Exercise brief >>
Skip the images. Copy the records exactly as written.
** Start Available data **
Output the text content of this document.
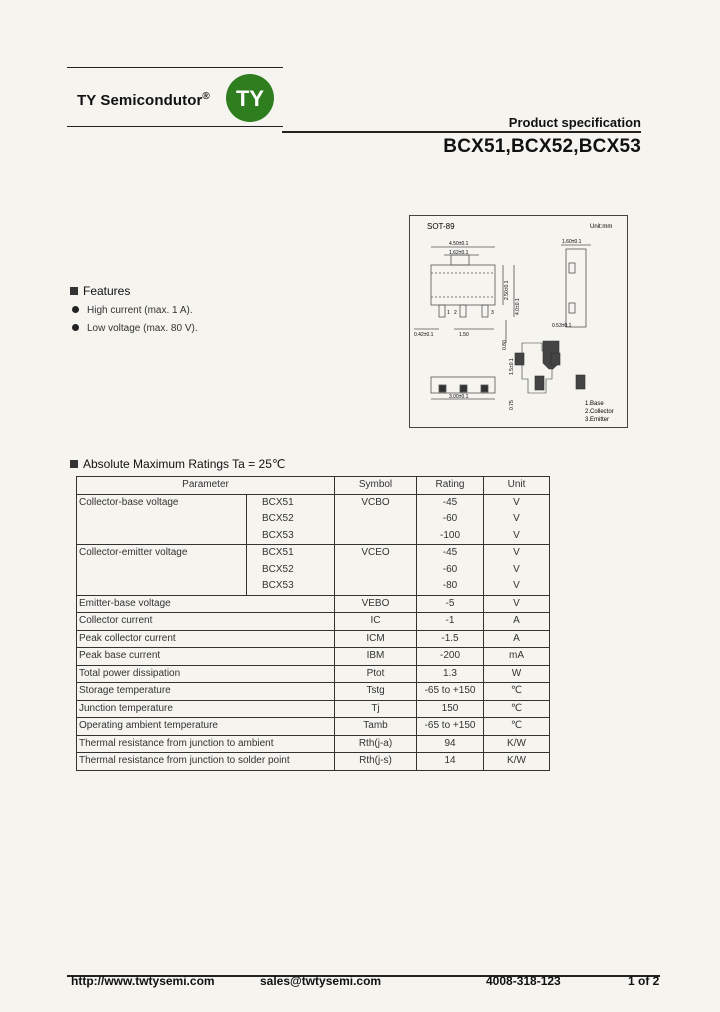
TY Semicondutor® TY
Product specification
BCX51,BCX52,BCX53
SOT-89	Unit:mm
4.50±0.1
1.62±0.1
1 2	3
2.50±0.1
4.0±0.1
0.42±0.1	1.50
0.80
1.60±0.1
0.53±0.1
3.00±0.1
1.5±0.1
0.75	1.Base
2.Collector
3.Emitter
Features
High current (max. 1 A).
Low voltage (max. 80 V).
Absolute Maximum Ratings Ta = 25℃
Parameter		Symbol	Rating	Unit
Collector-base voltage	BCX51	VCBO	-45	V
	BCX52		-60	V
	BCX53		-100	V
Collector-emitter voltage	BCX51	VCEO	-45	V
	BCX52		-60	V
	BCX53		-80	V
Emitter-base voltage		VEBO	-5	V
Collector current		IC	-1	A
Peak collector current		ICM	-1.5	A
Peak base current		IBM	-200	mA
Total power dissipation		Ptot	1.3	W
Storage temperature		Tstg	-65 to +150	℃
Junction temperature		Tj	150	℃
Operating ambient temperature		Tamb	-65 to +150	℃
Thermal resistance from junction to ambient		Rth(j-a)	94	K/W
Thermal resistance from junction to solder point		Rth(j-s)	14	K/W
http://www.twtysemi.com	sales@twtysemi.com	4008-318-123	1 of 2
** End Available data **
Worked answer >>
Output the text content of this document.
TY Semicondutor® TY
Product specification
BCX51,BCX52,BCX53
SOT-89	Unit:mm
4.50±0.1
1.62±0.1
1 2	3
2.50±0.1
4.0±0.1
0.42±0.1	1.50
0.80
1.60±0.1
0.53±0.1
3.00±0.1
1.5±0.1
0.75	1.Base
2.Collector
3.Emitter
Features
High current (max. 1 A).
Low voltage (max. 80 V).
Absolute Maximum Ratings Ta = 25℃
Parameter		Symbol	Rating	Unit
Collector-base voltage	BCX51	VCBO	-45	V
	BCX52		-60	V
	BCX53		-100	V
Collector-emitter voltage	BCX51	VCEO	-45	V
	BCX52		-60	V
	BCX53		-80	V
Emitter-base voltage		VEBO	-5	V
Collector current		IC	-1	A
Peak collector current		ICM	-1.5	A
Peak base current		IBM	-200	mA
Total power dissipation		Ptot	1.3	W
Storage temperature		Tstg	-65 to +150	℃
Junction temperature		Tj	150	℃
Operating ambient temperature		Tamb	-65 to +150	℃
Thermal resistance from junction to ambient		Rth(j-a)	94	K/W
Thermal resistance from junction to solder point		Rth(j-s)	14	K/W
http://www.twtysemi.com	sales@twtysemi.com	4008-318-123	1 of 2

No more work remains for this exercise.